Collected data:
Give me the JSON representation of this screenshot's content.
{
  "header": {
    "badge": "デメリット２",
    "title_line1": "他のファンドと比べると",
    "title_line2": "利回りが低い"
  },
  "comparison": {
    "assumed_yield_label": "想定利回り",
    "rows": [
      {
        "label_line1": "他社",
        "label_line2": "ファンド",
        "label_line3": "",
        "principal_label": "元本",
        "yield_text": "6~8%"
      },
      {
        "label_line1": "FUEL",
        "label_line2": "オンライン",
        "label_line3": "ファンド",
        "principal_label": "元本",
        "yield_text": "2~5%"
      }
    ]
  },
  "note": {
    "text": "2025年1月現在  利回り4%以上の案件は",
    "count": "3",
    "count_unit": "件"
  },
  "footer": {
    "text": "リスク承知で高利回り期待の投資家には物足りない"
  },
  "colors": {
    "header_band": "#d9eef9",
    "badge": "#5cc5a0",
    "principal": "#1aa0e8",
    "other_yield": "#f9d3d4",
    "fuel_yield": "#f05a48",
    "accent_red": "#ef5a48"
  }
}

=== EXERCISE DETAILS ===
Extract the whole listing, character for character.

=== ANSWER FOR THE TASK ===
Give me the JSON representation of this screenshot's content.
{
  "header": {
    "badge": "デメリット２",
    "title_line1": "他のファンドと比べると",
    "title_line2": "利回りが低い"
  },
  "comparison": {
    "assumed_yield_label": "想定利回り",
    "rows": [
      {
        "label_line1": "他社",
        "label_line2": "ファンド",
        "label_line3": "",
        "principal_label": "元本",
        "yield_text": "6~8%"
      },
      {
        "label_line1": "FUEL",
        "label_line2": "オンライン",
        "label_line3": "ファンド",
        "principal_label": "元本",
        "yield_text": "2~5%"
      }
    ]
  },
  "note": {
    "text": "2025年1月現在  利回り4%以上の案件は",
    "count": "3",
    "count_unit": "件"
  },
  "footer": {
    "text": "リスク承知で高利回り期待の投資家には物足りない"
  },
  "colors": {
    "header_band": "#d9eef9",
    "badge": "#5cc5a0",
    "principal": "#1aa0e8",
    "other_yield": "#f9d3d4",
    "fuel_yield": "#f05a48",
    "accent_red": "#ef5a48"
  }
}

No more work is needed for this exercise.